WHAT THE TASK ASKS :: Every entry below must appear again, exactly as written.

LISTED ENTRIES ::
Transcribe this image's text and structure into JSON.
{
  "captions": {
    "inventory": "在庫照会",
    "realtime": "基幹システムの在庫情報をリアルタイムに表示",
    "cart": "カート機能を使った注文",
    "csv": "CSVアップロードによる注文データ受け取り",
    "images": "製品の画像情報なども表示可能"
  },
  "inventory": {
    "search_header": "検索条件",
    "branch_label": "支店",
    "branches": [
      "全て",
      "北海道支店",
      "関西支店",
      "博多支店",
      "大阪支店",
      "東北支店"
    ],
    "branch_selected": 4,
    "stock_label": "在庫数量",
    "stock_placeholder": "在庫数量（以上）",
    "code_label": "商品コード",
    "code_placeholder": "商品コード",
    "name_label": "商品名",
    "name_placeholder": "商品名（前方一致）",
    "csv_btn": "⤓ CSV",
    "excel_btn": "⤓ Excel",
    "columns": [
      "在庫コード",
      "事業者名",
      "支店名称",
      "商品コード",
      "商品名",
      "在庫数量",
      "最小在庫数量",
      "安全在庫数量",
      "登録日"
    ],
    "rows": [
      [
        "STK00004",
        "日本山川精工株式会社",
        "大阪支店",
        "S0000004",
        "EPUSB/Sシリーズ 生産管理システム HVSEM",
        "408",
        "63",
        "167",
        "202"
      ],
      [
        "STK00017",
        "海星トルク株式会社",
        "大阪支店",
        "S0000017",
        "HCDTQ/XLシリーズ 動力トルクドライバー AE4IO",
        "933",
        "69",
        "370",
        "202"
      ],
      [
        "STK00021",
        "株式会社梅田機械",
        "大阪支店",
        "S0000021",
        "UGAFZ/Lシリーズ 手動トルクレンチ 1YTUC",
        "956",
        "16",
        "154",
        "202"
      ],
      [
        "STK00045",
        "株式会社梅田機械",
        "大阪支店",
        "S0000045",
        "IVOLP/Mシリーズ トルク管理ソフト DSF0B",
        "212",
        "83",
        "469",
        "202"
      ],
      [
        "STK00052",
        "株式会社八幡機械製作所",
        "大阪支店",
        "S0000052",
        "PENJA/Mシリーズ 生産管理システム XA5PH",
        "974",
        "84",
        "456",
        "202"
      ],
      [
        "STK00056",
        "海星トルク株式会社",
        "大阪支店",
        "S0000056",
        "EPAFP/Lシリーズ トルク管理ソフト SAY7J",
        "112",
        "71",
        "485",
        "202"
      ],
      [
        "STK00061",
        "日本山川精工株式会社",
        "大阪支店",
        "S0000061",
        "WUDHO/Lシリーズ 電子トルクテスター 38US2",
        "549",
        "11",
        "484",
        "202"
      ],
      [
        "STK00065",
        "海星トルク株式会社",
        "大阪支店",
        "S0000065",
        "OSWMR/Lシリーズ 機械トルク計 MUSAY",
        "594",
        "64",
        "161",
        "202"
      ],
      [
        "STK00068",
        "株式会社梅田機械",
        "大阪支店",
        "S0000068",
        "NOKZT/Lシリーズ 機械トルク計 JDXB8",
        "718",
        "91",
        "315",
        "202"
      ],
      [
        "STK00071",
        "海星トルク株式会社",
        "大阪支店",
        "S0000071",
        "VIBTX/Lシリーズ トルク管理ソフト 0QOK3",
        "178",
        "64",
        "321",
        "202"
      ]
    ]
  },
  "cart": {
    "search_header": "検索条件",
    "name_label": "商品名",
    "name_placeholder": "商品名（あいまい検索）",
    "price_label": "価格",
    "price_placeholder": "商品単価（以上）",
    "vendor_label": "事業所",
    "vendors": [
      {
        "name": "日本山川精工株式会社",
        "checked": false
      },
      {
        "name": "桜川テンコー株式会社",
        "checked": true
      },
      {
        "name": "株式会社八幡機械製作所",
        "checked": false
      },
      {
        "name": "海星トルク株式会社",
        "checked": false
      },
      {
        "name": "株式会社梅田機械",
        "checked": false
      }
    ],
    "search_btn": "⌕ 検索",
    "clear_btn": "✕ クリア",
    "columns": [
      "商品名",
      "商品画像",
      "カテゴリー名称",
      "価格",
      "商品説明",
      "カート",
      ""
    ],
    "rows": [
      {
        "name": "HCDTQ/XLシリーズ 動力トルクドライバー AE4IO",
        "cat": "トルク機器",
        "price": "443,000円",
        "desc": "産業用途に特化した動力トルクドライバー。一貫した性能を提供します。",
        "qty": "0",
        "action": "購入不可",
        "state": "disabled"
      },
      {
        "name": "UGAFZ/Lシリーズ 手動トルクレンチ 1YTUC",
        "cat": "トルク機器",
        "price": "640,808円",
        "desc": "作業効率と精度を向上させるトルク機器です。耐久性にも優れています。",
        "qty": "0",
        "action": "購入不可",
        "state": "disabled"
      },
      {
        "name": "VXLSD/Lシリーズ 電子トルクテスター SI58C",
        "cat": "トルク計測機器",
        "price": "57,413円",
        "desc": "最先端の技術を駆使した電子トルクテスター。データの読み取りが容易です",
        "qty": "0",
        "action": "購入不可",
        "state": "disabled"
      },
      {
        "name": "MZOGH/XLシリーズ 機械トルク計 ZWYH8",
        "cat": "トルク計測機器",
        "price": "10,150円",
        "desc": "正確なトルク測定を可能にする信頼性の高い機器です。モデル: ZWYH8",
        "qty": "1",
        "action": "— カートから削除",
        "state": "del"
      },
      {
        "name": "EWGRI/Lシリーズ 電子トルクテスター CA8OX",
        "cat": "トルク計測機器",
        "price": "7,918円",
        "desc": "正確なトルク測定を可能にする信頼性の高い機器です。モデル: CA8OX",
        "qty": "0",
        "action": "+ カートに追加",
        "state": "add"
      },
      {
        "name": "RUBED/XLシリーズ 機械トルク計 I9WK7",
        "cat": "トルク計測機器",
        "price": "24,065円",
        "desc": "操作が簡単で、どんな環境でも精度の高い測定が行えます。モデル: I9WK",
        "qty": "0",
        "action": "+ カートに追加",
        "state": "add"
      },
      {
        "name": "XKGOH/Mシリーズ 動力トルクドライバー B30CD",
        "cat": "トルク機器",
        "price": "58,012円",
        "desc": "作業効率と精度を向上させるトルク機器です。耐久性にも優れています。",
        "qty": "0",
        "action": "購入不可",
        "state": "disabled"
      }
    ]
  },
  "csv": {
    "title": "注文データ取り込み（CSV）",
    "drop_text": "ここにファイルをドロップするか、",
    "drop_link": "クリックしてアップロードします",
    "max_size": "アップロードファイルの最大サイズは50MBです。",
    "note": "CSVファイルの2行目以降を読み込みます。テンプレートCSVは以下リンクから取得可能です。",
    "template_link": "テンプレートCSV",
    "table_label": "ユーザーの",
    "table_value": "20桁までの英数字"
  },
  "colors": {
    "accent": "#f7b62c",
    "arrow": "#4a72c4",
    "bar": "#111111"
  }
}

SOLUTION FOR THIS EXERCISE ::
Transcribe this image's text and structure into JSON.
{
  "captions": {
    "inventory": "在庫照会",
    "realtime": "基幹システムの在庫情報をリアルタイムに表示",
    "cart": "カート機能を使った注文",
    "csv": "CSVアップロードによる注文データ受け取り",
    "images": "製品の画像情報なども表示可能"
  },
  "inventory": {
    "search_header": "検索条件",
    "branch_label": "支店",
    "branches": [
      "全て",
      "北海道支店",
      "関西支店",
      "博多支店",
      "大阪支店",
      "東北支店"
    ],
    "branch_selected": 4,
    "stock_label": "在庫数量",
    "stock_placeholder": "在庫数量（以上）",
    "code_label": "商品コード",
    "code_placeholder": "商品コード",
    "name_label": "商品名",
    "name_placeholder": "商品名（前方一致）",
    "csv_btn": "⤓ CSV",
    "excel_btn": "⤓ Excel",
    "columns": [
      "在庫コード",
      "事業者名",
      "支店名称",
      "商品コード",
      "商品名",
      "在庫数量",
      "最小在庫数量",
      "安全在庫数量",
      "登録日"
    ],
    "rows": [
      [
        "STK00004",
        "日本山川精工株式会社",
        "大阪支店",
        "S0000004",
        "EPUSB/Sシリーズ 生産管理システム HVSEM",
        "408",
        "63",
        "167",
        "202"
      ],
      [
        "STK00017",
        "海星トルク株式会社",
        "大阪支店",
        "S0000017",
        "HCDTQ/XLシリーズ 動力トルクドライバー AE4IO",
        "933",
        "69",
        "370",
        "202"
      ],
      [
        "STK00021",
        "株式会社梅田機械",
        "大阪支店",
        "S0000021",
        "UGAFZ/Lシリーズ 手動トルクレンチ 1YTUC",
        "956",
        "16",
        "154",
        "202"
      ],
      [
        "STK00045",
        "株式会社梅田機械",
        "大阪支店",
        "S0000045",
        "IVOLP/Mシリーズ トルク管理ソフト DSF0B",
        "212",
        "83",
        "469",
        "202"
      ],
      [
        "STK00052",
        "株式会社八幡機械製作所",
        "大阪支店",
        "S0000052",
        "PENJA/Mシリーズ 生産管理システム XA5PH",
        "974",
        "84",
        "456",
        "202"
      ],
      [
        "STK00056",
        "海星トルク株式会社",
        "大阪支店",
        "S0000056",
        "EPAFP/Lシリーズ トルク管理ソフト SAY7J",
        "112",
        "71",
        "485",
        "202"
      ],
      [
        "STK00061",
        "日本山川精工株式会社",
        "大阪支店",
        "S0000061",
        "WUDHO/Lシリーズ 電子トルクテスター 38US2",
        "549",
        "11",
        "484",
        "202"
      ],
      [
        "STK00065",
        "海星トルク株式会社",
        "大阪支店",
        "S0000065",
        "OSWMR/Lシリーズ 機械トルク計 MUSAY",
        "594",
        "64",
        "161",
        "202"
      ],
      [
        "STK00068",
        "株式会社梅田機械",
        "大阪支店",
        "S0000068",
        "NOKZT/Lシリーズ 機械トルク計 JDXB8",
        "718",
        "91",
        "315",
        "202"
      ],
      [
        "STK00071",
        "海星トルク株式会社",
        "大阪支店",
        "S0000071",
        "VIBTX/Lシリーズ トルク管理ソフト 0QOK3",
        "178",
        "64",
        "321",
        "202"
      ]
    ]
  },
  "cart": {
    "search_header": "検索条件",
    "name_label": "商品名",
    "name_placeholder": "商品名（あいまい検索）",
    "price_label": "価格",
    "price_placeholder": "商品単価（以上）",
    "vendor_label": "事業所",
    "vendors": [
      {
        "name": "日本山川精工株式会社",
        "checked": false
      },
      {
        "name": "桜川テンコー株式会社",
        "checked": true
      },
      {
        "name": "株式会社八幡機械製作所",
        "checked": false
      },
      {
        "name": "海星トルク株式会社",
        "checked": false
      },
      {
        "name": "株式会社梅田機械",
        "checked": false
      }
    ],
    "search_btn": "⌕ 検索",
    "clear_btn": "✕ クリア",
    "columns": [
      "商品名",
      "商品画像",
      "カテゴリー名称",
      "価格",
      "商品説明",
      "カート",
      ""
    ],
    "rows": [
      {
        "name": "HCDTQ/XLシリーズ 動力トルクドライバー AE4IO",
        "cat": "トルク機器",
        "price": "443,000円",
        "desc": "産業用途に特化した動力トルクドライバー。一貫した性能を提供します。",
        "qty": "0",
        "action": "購入不可",
        "state": "disabled"
      },
      {
        "name": "UGAFZ/Lシリーズ 手動トルクレンチ 1YTUC",
        "cat": "トルク機器",
        "price": "640,808円",
        "desc": "作業効率と精度を向上させるトルク機器です。耐久性にも優れています。",
        "qty": "0",
        "action": "購入不可",
        "state": "disabled"
      },
      {
        "name": "VXLSD/Lシリーズ 電子トルクテスター SI58C",
        "cat": "トルク計測機器",
        "price": "57,413円",
        "desc": "最先端の技術を駆使した電子トルクテスター。データの読み取りが容易です",
        "qty": "0",
        "action": "購入不可",
        "state": "disabled"
      },
      {
        "name": "MZOGH/XLシリーズ 機械トルク計 ZWYH8",
        "cat": "トルク計測機器",
        "price": "10,150円",
        "desc": "正確なトルク測定を可能にする信頼性の高い機器です。モデル: ZWYH8",
        "qty": "1",
        "action": "— カートから削除",
        "state": "del"
      },
      {
        "name": "EWGRI/Lシリーズ 電子トルクテスター CA8OX",
        "cat": "トルク計測機器",
        "price": "7,918円",
        "desc": "正確なトルク測定を可能にする信頼性の高い機器です。モデル: CA8OX",
        "qty": "0",
        "action": "+ カートに追加",
        "state": "add"
      },
      {
        "name": "RUBED/XLシリーズ 機械トルク計 I9WK7",
        "cat": "トルク計測機器",
        "price": "24,065円",
        "desc": "操作が簡単で、どんな環境でも精度の高い測定が行えます。モデル: I9WK",
        "qty": "0",
        "action": "+ カートに追加",
        "state": "add"
      },
      {
        "name": "XKGOH/Mシリーズ 動力トルクドライバー B30CD",
        "cat": "トルク機器",
        "price": "58,012円",
        "desc": "作業効率と精度を向上させるトルク機器です。耐久性にも優れています。",
        "qty": "0",
        "action": "購入不可",
        "state": "disabled"
      }
    ]
  },
  "csv": {
    "title": "注文データ取り込み（CSV）",
    "drop_text": "ここにファイルをドロップするか、",
    "drop_link": "クリックしてアップロードします",
    "max_size": "アップロードファイルの最大サイズは50MBです。",
    "note": "CSVファイルの2行目以降を読み込みます。テンプレートCSVは以下リンクから取得可能です。",
    "template_link": "テンプレートCSV",
    "table_label": "ユーザーの",
    "table_value": "20桁までの英数字"
  },
  "colors": {
    "accent": "#f7b62c",
    "arrow": "#4a72c4",
    "bar": "#111111"
  }
}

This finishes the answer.